| WHAT IS EXPECTED |
Sort through the entries below and pull out lines containing the word "this".

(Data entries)

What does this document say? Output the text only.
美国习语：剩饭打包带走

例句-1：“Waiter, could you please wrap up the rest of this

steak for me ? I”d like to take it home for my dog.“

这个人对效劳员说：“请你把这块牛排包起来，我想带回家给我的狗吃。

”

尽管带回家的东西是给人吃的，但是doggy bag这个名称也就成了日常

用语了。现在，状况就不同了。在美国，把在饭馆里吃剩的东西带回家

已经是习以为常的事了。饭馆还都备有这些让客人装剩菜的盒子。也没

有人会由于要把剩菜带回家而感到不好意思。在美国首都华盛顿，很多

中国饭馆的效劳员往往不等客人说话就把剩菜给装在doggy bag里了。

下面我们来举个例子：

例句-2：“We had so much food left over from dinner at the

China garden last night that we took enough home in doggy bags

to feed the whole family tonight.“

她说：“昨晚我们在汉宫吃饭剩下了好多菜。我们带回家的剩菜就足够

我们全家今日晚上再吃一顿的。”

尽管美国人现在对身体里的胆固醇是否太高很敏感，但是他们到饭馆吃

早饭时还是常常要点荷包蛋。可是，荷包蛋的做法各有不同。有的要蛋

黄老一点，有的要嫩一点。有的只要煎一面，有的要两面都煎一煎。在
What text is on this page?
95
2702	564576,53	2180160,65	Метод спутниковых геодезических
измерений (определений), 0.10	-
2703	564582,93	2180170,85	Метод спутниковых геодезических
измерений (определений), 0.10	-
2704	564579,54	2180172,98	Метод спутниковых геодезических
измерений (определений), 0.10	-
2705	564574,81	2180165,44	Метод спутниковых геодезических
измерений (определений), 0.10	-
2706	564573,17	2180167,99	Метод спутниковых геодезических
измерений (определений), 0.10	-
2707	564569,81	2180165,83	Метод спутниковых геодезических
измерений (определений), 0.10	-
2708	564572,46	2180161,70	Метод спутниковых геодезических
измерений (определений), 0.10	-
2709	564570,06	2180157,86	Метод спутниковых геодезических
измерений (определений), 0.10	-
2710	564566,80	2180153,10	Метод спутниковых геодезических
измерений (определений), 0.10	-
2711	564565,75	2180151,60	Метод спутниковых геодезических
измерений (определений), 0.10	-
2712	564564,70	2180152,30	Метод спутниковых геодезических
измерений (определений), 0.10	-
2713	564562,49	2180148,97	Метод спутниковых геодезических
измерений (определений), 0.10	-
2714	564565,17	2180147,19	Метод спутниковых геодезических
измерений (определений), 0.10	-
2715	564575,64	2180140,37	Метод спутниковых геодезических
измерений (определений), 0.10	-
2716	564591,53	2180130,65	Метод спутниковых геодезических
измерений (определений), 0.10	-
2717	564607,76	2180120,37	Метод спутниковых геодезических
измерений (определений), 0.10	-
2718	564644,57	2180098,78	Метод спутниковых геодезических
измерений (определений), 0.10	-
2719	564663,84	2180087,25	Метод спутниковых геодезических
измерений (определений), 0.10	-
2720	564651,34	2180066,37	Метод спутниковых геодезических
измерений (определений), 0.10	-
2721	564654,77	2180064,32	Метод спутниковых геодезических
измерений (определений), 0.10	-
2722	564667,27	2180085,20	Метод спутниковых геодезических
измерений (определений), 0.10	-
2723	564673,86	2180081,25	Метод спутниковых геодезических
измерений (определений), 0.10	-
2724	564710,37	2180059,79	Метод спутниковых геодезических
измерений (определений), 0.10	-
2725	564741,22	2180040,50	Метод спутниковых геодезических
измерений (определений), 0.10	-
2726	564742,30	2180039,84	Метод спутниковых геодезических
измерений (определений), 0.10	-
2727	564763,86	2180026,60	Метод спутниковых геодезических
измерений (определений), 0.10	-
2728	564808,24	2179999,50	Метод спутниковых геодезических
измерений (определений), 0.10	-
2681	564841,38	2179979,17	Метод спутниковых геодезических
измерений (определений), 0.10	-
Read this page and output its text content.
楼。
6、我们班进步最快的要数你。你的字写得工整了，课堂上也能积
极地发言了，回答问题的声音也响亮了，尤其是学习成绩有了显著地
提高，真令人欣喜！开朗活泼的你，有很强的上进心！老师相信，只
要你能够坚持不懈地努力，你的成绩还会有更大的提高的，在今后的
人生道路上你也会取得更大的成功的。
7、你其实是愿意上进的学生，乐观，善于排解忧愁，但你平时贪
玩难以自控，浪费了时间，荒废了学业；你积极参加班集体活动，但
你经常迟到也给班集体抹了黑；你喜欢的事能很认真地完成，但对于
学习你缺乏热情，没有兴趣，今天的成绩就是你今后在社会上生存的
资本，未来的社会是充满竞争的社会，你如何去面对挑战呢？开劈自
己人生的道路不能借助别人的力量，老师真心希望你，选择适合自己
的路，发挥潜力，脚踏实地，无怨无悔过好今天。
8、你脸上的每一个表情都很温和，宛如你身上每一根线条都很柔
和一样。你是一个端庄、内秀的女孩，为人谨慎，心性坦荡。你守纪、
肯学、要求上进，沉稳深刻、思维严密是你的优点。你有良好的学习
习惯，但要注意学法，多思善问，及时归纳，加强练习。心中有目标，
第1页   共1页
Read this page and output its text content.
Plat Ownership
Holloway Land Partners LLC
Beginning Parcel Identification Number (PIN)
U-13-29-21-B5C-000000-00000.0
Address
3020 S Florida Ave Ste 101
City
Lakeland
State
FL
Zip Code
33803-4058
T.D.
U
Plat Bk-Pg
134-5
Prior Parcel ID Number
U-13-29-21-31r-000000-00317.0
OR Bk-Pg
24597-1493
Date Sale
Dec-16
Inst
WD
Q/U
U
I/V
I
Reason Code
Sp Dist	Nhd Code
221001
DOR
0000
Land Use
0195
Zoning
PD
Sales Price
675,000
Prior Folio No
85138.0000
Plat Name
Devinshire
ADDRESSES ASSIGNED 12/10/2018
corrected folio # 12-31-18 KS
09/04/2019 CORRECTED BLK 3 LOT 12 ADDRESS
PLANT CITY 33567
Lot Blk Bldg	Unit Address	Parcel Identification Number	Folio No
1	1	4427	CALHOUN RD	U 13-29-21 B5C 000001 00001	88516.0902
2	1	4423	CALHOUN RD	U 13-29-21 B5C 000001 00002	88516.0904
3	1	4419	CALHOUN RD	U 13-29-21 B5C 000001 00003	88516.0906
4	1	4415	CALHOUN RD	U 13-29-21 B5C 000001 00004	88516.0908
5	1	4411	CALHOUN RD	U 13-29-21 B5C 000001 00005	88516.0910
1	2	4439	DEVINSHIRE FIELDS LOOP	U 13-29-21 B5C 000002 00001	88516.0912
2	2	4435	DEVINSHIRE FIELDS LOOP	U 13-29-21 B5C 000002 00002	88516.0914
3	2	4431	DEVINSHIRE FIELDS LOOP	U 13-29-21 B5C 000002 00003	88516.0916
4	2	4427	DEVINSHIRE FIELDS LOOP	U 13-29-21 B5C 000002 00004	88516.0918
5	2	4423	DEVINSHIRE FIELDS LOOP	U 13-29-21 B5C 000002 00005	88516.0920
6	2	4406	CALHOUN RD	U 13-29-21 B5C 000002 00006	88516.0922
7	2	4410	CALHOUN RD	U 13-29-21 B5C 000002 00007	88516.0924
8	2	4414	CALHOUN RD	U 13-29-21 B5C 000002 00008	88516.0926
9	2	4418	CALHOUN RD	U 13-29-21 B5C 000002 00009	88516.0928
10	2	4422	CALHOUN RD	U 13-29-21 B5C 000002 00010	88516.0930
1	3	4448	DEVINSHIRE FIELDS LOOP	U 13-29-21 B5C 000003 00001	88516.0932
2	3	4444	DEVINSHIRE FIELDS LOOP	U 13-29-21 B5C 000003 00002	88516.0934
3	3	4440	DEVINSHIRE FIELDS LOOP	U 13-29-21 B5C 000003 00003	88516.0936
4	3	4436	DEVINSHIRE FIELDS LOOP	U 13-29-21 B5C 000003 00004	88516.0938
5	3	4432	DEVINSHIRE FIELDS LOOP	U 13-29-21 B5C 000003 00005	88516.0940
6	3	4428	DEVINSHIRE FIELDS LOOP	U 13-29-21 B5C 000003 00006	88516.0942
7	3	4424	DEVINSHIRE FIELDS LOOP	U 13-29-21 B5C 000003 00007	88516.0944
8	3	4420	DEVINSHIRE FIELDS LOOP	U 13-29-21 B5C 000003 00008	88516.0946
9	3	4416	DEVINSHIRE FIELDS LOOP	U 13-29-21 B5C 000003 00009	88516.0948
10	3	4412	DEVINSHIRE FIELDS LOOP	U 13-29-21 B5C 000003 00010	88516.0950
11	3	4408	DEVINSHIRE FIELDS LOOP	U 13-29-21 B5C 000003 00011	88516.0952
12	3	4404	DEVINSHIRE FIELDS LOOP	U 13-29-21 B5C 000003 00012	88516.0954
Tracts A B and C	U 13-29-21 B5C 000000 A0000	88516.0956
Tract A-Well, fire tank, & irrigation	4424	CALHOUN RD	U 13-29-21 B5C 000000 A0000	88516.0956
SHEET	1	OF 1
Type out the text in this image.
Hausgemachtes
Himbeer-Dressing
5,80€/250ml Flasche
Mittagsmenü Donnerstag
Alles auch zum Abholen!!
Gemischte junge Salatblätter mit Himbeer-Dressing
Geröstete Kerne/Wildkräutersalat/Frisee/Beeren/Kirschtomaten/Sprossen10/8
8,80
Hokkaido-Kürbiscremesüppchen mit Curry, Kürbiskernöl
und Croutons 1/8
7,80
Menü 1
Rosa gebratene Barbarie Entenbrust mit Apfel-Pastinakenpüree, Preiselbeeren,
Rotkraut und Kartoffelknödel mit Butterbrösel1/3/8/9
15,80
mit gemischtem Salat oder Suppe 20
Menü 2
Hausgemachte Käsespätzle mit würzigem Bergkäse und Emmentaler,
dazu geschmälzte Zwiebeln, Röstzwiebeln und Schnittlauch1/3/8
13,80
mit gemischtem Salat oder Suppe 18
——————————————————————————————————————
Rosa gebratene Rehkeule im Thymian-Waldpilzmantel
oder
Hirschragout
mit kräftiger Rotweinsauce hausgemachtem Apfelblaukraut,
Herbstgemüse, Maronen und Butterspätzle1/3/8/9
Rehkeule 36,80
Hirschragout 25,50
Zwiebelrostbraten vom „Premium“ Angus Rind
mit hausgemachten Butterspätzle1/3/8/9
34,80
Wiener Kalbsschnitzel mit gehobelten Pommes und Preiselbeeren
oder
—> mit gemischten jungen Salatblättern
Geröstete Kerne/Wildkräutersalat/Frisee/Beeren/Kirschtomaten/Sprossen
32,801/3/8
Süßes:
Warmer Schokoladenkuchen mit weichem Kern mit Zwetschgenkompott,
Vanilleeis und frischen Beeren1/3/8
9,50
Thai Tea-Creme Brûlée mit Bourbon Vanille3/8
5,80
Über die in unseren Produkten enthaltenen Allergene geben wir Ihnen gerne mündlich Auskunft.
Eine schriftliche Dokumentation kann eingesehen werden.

| FINISHED EXERCISE |
What does this document say? Output the text only.
例句-1：“Waiter, could you please wrap up the rest of this
What text is on this page?
Read this page and output its text content.
Read this page and output its text content.
Type out the text in this image.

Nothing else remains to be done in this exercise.